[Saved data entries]
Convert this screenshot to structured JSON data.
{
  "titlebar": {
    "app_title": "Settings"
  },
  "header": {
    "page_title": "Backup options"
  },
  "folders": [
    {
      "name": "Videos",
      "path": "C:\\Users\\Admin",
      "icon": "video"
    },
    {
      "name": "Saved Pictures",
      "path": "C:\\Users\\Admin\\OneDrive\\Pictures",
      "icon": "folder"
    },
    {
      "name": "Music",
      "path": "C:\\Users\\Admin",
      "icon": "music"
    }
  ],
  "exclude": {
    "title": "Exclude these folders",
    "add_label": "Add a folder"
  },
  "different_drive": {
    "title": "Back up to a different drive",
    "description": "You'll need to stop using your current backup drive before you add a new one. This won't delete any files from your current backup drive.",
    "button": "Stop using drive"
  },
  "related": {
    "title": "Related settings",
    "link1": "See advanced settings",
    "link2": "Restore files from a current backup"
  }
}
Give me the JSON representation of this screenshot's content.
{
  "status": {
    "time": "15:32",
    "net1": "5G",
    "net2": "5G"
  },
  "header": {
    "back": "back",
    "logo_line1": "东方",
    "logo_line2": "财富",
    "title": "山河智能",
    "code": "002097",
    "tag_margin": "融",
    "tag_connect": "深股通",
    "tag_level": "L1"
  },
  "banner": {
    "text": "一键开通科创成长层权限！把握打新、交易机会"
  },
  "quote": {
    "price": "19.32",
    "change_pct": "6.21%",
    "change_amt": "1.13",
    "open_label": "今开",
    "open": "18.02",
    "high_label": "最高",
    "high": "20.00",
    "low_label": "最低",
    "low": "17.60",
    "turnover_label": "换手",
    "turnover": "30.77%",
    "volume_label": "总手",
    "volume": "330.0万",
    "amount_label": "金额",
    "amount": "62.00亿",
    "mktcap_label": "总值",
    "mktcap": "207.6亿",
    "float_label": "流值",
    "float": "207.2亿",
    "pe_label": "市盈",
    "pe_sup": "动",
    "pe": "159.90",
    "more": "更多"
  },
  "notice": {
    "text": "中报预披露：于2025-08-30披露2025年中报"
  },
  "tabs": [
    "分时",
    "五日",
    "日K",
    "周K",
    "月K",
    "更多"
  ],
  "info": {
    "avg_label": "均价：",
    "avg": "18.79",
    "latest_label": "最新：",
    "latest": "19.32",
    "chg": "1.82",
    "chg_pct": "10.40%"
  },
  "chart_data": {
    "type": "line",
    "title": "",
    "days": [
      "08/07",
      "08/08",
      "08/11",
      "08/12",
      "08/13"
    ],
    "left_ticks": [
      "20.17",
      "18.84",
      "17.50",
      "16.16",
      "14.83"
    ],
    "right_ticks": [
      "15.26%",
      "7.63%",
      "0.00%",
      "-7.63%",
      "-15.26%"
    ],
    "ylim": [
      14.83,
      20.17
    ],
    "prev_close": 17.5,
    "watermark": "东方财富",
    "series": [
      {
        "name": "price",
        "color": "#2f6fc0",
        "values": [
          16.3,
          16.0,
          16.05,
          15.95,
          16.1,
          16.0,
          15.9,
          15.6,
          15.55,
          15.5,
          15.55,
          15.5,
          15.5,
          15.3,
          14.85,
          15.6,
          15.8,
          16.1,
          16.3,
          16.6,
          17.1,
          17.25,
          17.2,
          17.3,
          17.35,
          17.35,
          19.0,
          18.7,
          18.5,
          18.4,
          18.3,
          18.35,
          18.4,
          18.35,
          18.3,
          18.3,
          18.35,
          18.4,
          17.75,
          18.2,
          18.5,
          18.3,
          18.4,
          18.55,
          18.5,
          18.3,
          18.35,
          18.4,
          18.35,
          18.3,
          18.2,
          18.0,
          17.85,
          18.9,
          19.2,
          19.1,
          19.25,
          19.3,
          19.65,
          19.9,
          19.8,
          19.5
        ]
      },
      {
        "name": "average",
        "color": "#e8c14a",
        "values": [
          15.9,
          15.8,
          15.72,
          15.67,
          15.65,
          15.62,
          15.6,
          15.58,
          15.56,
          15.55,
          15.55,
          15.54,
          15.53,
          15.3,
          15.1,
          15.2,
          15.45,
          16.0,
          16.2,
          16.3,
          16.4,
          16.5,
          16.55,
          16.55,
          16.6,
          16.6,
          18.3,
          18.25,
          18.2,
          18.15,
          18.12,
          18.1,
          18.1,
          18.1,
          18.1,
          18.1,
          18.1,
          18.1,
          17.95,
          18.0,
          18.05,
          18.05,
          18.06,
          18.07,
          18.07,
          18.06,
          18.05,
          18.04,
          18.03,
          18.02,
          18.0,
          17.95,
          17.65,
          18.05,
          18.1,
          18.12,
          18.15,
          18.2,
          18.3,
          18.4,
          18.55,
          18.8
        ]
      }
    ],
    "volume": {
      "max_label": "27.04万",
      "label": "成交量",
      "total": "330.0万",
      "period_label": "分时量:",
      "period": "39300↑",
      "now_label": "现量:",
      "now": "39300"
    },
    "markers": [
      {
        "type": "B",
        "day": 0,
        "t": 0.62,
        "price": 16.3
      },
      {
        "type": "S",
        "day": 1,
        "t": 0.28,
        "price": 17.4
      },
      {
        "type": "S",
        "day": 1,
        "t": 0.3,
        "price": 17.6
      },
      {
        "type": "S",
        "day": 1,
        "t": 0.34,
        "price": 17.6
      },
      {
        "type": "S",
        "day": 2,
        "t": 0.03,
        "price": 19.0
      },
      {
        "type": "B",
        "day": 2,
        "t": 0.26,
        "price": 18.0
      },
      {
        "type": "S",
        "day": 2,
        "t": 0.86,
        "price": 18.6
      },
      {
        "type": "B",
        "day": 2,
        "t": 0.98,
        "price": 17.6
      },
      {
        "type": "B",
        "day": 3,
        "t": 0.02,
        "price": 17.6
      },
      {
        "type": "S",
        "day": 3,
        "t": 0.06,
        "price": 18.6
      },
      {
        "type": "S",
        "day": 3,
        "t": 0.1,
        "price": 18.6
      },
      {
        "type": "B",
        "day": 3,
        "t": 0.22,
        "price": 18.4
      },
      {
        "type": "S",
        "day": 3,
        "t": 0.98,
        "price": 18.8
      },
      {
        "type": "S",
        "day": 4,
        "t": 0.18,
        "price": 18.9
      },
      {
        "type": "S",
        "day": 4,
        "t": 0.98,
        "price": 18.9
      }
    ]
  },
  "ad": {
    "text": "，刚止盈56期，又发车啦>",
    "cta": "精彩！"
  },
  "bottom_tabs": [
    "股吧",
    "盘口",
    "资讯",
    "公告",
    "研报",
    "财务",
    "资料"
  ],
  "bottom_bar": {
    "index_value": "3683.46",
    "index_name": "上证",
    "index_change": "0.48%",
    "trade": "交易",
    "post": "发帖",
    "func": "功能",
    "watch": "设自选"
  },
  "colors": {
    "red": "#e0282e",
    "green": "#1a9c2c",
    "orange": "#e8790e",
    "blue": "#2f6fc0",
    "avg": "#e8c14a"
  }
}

§ EXERCISE GOAL
Every entry must be output again, exactly as written above.

§ RIGHT ANSWER
Convert this screenshot to structured JSON data.
{
  "titlebar": {
    "app_title": "Settings"
  },
  "header": {
    "page_title": "Backup options"
  },
  "folders": [
    {
      "name": "Videos",
      "path": "C:\\Users\\Admin",
      "icon": "video"
    },
    {
      "name": "Saved Pictures",
      "path": "C:\\Users\\Admin\\OneDrive\\Pictures",
      "icon": "folder"
    },
    {
      "name": "Music",
      "path": "C:\\Users\\Admin",
      "icon": "music"
    }
  ],
  "exclude": {
    "title": "Exclude these folders",
    "add_label": "Add a folder"
  },
  "different_drive": {
    "title": "Back up to a different drive",
    "description": "You'll need to stop using your current backup drive before you add a new one. This won't delete any files from your current backup drive.",
    "button": "Stop using drive"
  },
  "related": {
    "title": "Related settings",
    "link1": "See advanced settings",
    "link2": "Restore files from a current backup"
  }
}
Give me the JSON representation of this screenshot's content.
{
  "status": {
    "time": "15:32",
    "net1": "5G",
    "net2": "5G"
  },
  "header": {
    "back": "back",
    "logo_line1": "东方",
    "logo_line2": "财富",
    "title": "山河智能",
    "code": "002097",
    "tag_margin": "融",
    "tag_connect": "深股通",
    "tag_level": "L1"
  },
  "banner": {
    "text": "一键开通科创成长层权限！把握打新、交易机会"
  },
  "quote": {
    "price": "19.32",
    "change_pct": "6.21%",
    "change_amt": "1.13",
    "open_label": "今开",
    "open": "18.02",
    "high_label": "最高",
    "high": "20.00",
    "low_label": "最低",
    "low": "17.60",
    "turnover_label": "换手",
    "turnover": "30.77%",
    "volume_label": "总手",
    "volume": "330.0万",
    "amount_label": "金额",
    "amount": "62.00亿",
    "mktcap_label": "总值",
    "mktcap": "207.6亿",
    "float_label": "流值",
    "float": "207.2亿",
    "pe_label": "市盈",
    "pe_sup": "动",
    "pe": "159.90",
    "more": "更多"
  },
  "notice": {
    "text": "中报预披露：于2025-08-30披露2025年中报"
  },
  "tabs": [
    "分时",
    "五日",
    "日K",
    "周K",
    "月K",
    "更多"
  ],
  "info": {
    "avg_label": "均价：",
    "avg": "18.79",
    "latest_label": "最新：",
    "latest": "19.32",
    "chg": "1.82",
    "chg_pct": "10.40%"
  },
  "chart_data": {
    "type": "line",
    "title": "",
    "days": [
      "08/07",
      "08/08",
      "08/11",
      "08/12",
      "08/13"
    ],
    "left_ticks": [
      "20.17",
      "18.84",
      "17.50",
      "16.16",
      "14.83"
    ],
    "right_ticks": [
      "15.26%",
      "7.63%",
      "0.00%",
      "-7.63%",
      "-15.26%"
    ],
    "ylim": [
      14.83,
      20.17
    ],
    "prev_close": 17.5,
    "watermark": "东方财富",
    "series": [
      {
        "name": "price",
        "color": "#2f6fc0",
        "values": [
          16.3,
          16.0,
          16.05,
          15.95,
          16.1,
          16.0,
          15.9,
          15.6,
          15.55,
          15.5,
          15.55,
          15.5,
          15.5,
          15.3,
          14.85,
          15.6,
          15.8,
          16.1,
          16.3,
          16.6,
          17.1,
          17.25,
          17.2,
          17.3,
          17.35,
          17.35,
          19.0,
          18.7,
          18.5,
          18.4,
          18.3,
          18.35,
          18.4,
          18.35,
          18.3,
          18.3,
          18.35,
          18.4,
          17.75,
          18.2,
          18.5,
          18.3,
          18.4,
          18.55,
          18.5,
          18.3,
          18.35,
          18.4,
          18.35,
          18.3,
          18.2,
          18.0,
          17.85,
          18.9,
          19.2,
          19.1,
          19.25,
          19.3,
          19.65,
          19.9,
          19.8,
          19.5
        ]
      },
      {
        "name": "average",
        "color": "#e8c14a",
        "values": [
          15.9,
          15.8,
          15.72,
          15.67,
          15.65,
          15.62,
          15.6,
          15.58,
          15.56,
          15.55,
          15.55,
          15.54,
          15.53,
          15.3,
          15.1,
          15.2,
          15.45,
          16.0,
          16.2,
          16.3,
          16.4,
          16.5,
          16.55,
          16.55,
          16.6,
          16.6,
          18.3,
          18.25,
          18.2,
          18.15,
          18.12,
          18.1,
          18.1,
          18.1,
          18.1,
          18.1,
          18.1,
          18.1,
          17.95,
          18.0,
          18.05,
          18.05,
          18.06,
          18.07,
          18.07,
          18.06,
          18.05,
          18.04,
          18.03,
          18.02,
          18.0,
          17.95,
          17.65,
          18.05,
          18.1,
          18.12,
          18.15,
          18.2,
          18.3,
          18.4,
          18.55,
          18.8
        ]
      }
    ],
    "volume": {
      "max_label": "27.04万",
      "label": "成交量",
      "total": "330.0万",
      "period_label": "分时量:",
      "period": "39300↑",
      "now_label": "现量:",
      "now": "39300"
    },
    "markers": [
      {
        "type": "B",
        "day": 0,
        "t": 0.62,
        "price": 16.3
      },
      {
        "type": "S",
        "day": 1,
        "t": 0.28,
        "price": 17.4
      },
      {
        "type": "S",
        "day": 1,
        "t": 0.3,
        "price": 17.6
      },
      {
        "type": "S",
        "day": 1,
        "t": 0.34,
        "price": 17.6
      },
      {
        "type": "S",
        "day": 2,
        "t": 0.03,
        "price": 19.0
      },
      {
        "type": "B",
        "day": 2,
        "t": 0.26,
        "price": 18.0
      },
      {
        "type": "S",
        "day": 2,
        "t": 0.86,
        "price": 18.6
      },
      {
        "type": "B",
        "day": 2,
        "t": 0.98,
        "price": 17.6
      },
      {
        "type": "B",
        "day": 3,
        "t": 0.02,
        "price": 17.6
      },
      {
        "type": "S",
        "day": 3,
        "t": 0.06,
        "price": 18.6
      },
      {
        "type": "S",
        "day": 3,
        "t": 0.1,
        "price": 18.6
      },
      {
        "type": "B",
        "day": 3,
        "t": 0.22,
        "price": 18.4
      },
      {
        "type": "S",
        "day": 3,
        "t": 0.98,
        "price": 18.8
      },
      {
        "type": "S",
        "day": 4,
        "t": 0.18,
        "price": 18.9
      },
      {
        "type": "S",
        "day": 4,
        "t": 0.98,
        "price": 18.9
      }
    ]
  },
  "ad": {
    "text": "，刚止盈56期，又发车啦>",
    "cta": "精彩！"
  },
  "bottom_tabs": [
    "股吧",
    "盘口",
    "资讯",
    "公告",
    "研报",
    "财务",
    "资料"
  ],
  "bottom_bar": {
    "index_value": "3683.46",
    "index_name": "上证",
    "index_change": "0.48%",
    "trade": "交易",
    "post": "发帖",
    "func": "功能",
    "watch": "设自选"
  },
  "colors": {
    "red": "#e0282e",
    "green": "#1a9c2c",
    "orange": "#e8790e",
    "blue": "#2f6fc0",
    "avg": "#e8c14a"
  }
}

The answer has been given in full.